Written request: Single out each line with the word "ESCOLAR" and copy it.

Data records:

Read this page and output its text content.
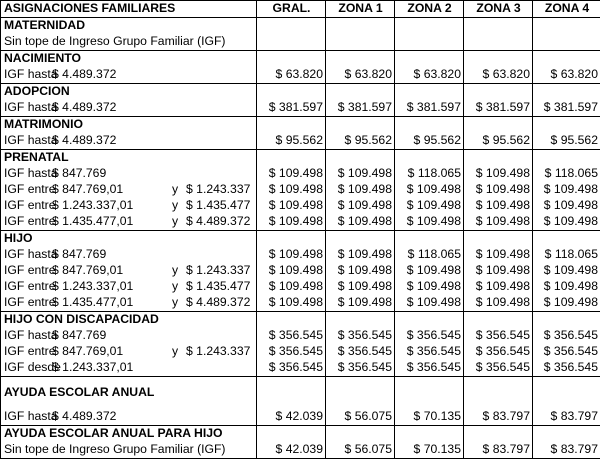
ASIGNACIONES FAMILIARES	GRAL.	ZONA 1	ZONA 2	ZONA 3	ZONA 4
MATERNIDAD					
Sin tope de Ingreso Grupo Familiar (IGF)					
NACIMIENTO					
IGF hasta$ 4.489.372	$ 63.820	$ 63.820	$ 63.820	$ 63.820	$ 63.820
ADOPCION					
IGF hasta$ 4.489.372	$ 381.597	$ 381.597	$ 381.597	$ 381.597	$ 381.597
MATRIMONIO					
IGF hasta$ 4.489.372	$ 95.562	$ 95.562	$ 95.562	$ 95.562	$ 95.562
PRENATAL					
IGF hasta$ 847.769	$ 109.498	$ 109.498	$ 118.065	$ 109.498	$ 118.065
IGF entre$ 847.769,01 y $ 1.243.337	$ 109.498	$ 109.498	$ 109.498	$ 109.498	$ 109.498
IGF entre$ 1.243.337,01 y $ 1.435.477	$ 109.498	$ 109.498	$ 109.498	$ 109.498	$ 109.498
IGF entre$ 1.435.477,01 y $ 4.489.372	$ 109.498	$ 109.498	$ 109.498	$ 109.498	$ 109.498
HIJO					
IGF hasta$ 847.769	$ 109.498	$ 109.498	$ 118.065	$ 109.498	$ 118.065
IGF entre$ 847.769,01 y $ 1.243.337	$ 109.498	$ 109.498	$ 109.498	$ 109.498	$ 109.498
IGF entre$ 1.243.337,01 y $ 1.435.477	$ 109.498	$ 109.498	$ 109.498	$ 109.498	$ 109.498
IGF entre$ 1.435.477,01 y $ 4.489.372	$ 109.498	$ 109.498	$ 109.498	$ 109.498	$ 109.498
HIJO CON DISCAPACIDAD					
IGF hasta$ 847.769	$ 356.545	$ 356.545	$ 356.545	$ 356.545	$ 356.545
IGF entre$ 847.769,01 y $ 1.243.337	$ 356.545	$ 356.545	$ 356.545	$ 356.545	$ 356.545
IGF desde$ 1.243.337,01	$ 356.545	$ 356.545	$ 356.545	$ 356.545	$ 356.545
AYUDA ESCOLAR ANUAL					
IGF hasta$ 4.489.372	$ 42.039	$ 56.075	$ 70.135	$ 83.797	$ 83.797
AYUDA ESCOLAR ANUAL PARA HIJO					
Sin tope de Ingreso Grupo Familiar (IGF)	$ 42.039	$ 56.075	$ 70.135	$ 83.797	$ 83.797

Answer in full:
AYUDA ESCOLAR ANUAL					
AYUDA ESCOLAR ANUAL PARA HIJO					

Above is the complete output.